Short exercise 1:
In the forum thread on array prefix search, retype the passage from "I have a table" to "some given constants." word for word.

Text shown:
— Start —
Thread: Array comparison & prefix search

Array comparison & prefix search

From
Denes Daniel
Date:
Hi,
 
I have a table like this:
 
CREATE TABLE test (
    type text NOT NULL,
    ident text[] NOT NULL,
    ...
);
ALTER TABLE ONLY test ADD CONSTRAINT test_pkey PRIMARY KEY (type, ident);
 
and I would like to query rows that have a specific "type" and whose "ident" array starts with a some given constants.
I mean something like this:
 
INSERT INTO test VALUES ('one', ARRAY['string']);
INSERT INTO test VALUES ('two', ARRAY['tab', 'str1']);
INSERT INTO test VALUES ('two', ARRAY['test', 'str1']);
INSERT INTO test VALUES ('two', ARRAY['test', 'str2']);
INSERT INTO test VALUES ('two', ARRAY['try', 'str1']);
INSERT INTO test VALUES ('three', ARRAY['some', 'more', 'strings']);
 
SELECT * FROM test WHERE type = 'two' AND ident[1] = 'test';
 
But this query uses the primary key index only for the "type" field, and then filters for ident[1]. Is there a way to make it use the index for the array prefix search too, like with " textcol LIKE '123%' " ? The only way I can think of, is this:
 
SELECT * FROM test WHERE type = 'two' AND (ident >= ARRAY['test', ''] AND ident <= ARRAY['test', NULL]);
 
This uses the index as much as possible, so it's fast, and gives correct results. But something's strange, because it's based on the thing that all strings are greather than or equal to the empty string, and all are less than or equal to NULL... which is fine when ordering rows, so it's fine too in the B-tree (I think), but shouldn't it return no rows, because ('string' <= NULL) is NULL?
 
In fact, ('string' <= NULL) is NULL if I test it directly, or use row-wise comparison, but when I use array comparison, NULL is greather than 'string'.
SELECT 'string' <= NULL::text, ARRAY['string'] <= ARRAY[NULL::text];
This gives me a NULL and a TRUE.
— End —
Short exercise 2:
Repeat the lines in the entries below from the line with "plot-area — [312, 248, 1845, 765]" to the line with "y-label-laddhybrider: Laddhybrider —", including both of those lines, without any change.

Task inputs:
— Start —
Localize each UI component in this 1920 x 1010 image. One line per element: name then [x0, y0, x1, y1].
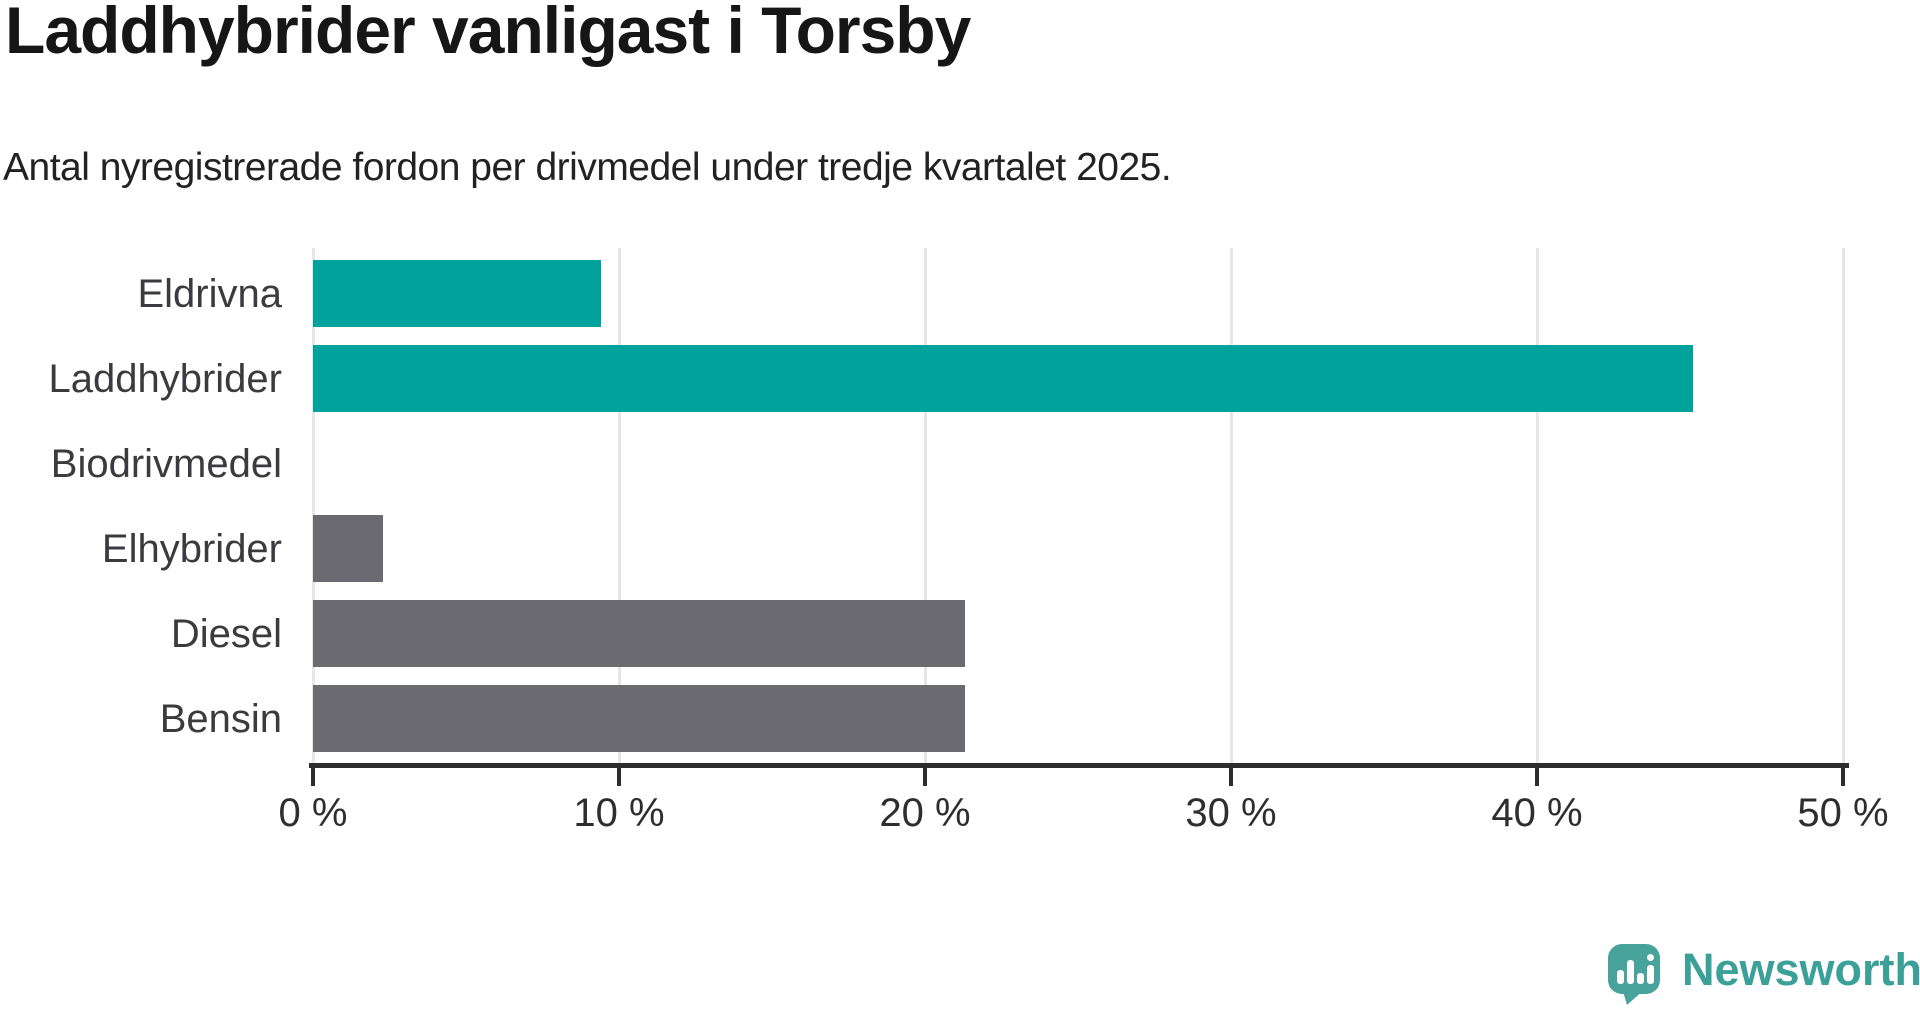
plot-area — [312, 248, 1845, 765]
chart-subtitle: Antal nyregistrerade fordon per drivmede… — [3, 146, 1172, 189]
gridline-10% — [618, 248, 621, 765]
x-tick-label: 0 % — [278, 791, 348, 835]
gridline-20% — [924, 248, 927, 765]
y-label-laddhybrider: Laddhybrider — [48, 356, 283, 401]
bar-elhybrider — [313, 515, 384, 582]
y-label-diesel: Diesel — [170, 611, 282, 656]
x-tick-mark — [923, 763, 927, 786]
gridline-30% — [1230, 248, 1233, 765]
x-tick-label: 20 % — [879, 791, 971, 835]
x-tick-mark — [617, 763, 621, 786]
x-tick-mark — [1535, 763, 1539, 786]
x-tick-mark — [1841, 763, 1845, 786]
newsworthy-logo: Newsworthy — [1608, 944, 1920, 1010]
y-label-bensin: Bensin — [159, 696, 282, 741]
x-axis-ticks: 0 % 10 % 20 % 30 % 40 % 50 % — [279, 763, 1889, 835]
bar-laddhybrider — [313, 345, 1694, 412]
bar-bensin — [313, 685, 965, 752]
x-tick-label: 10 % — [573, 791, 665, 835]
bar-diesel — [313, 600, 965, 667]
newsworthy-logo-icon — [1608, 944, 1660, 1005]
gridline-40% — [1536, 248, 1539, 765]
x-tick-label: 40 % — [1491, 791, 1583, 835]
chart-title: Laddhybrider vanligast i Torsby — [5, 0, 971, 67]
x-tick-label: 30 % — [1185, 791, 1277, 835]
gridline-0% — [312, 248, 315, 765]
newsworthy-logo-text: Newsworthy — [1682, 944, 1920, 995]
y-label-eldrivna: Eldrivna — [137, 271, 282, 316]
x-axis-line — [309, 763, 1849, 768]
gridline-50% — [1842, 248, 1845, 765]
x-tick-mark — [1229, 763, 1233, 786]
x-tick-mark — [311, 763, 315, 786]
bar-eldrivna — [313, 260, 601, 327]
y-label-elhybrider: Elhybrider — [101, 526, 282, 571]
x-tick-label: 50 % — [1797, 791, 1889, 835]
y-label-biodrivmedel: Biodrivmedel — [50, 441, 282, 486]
— End —
Full output 1:
I have a table like this:
 
CREATE TABLE test (
    type text NOT NULL,
    ident text[] NOT NULL,
    ...
);
ALTER TABLE ONLY test ADD CONSTRAINT test_pkey PRIMARY KEY (type, ident);
 
and I would like to query rows that have a specific "type" and whose "ident" array starts with a some given constants.

Full output 2:
plot-area — [312, 248, 1845, 765]
chart-subtitle: Antal nyregistrerade fordon per drivmede… — [3, 146, 1172, 189]
gridline-10% — [618, 248, 621, 765]
x-tick-label: 0 % — [278, 791, 348, 835]
gridline-20% — [924, 248, 927, 765]
y-label-laddhybrider: Laddhybrider — [48, 356, 283, 401]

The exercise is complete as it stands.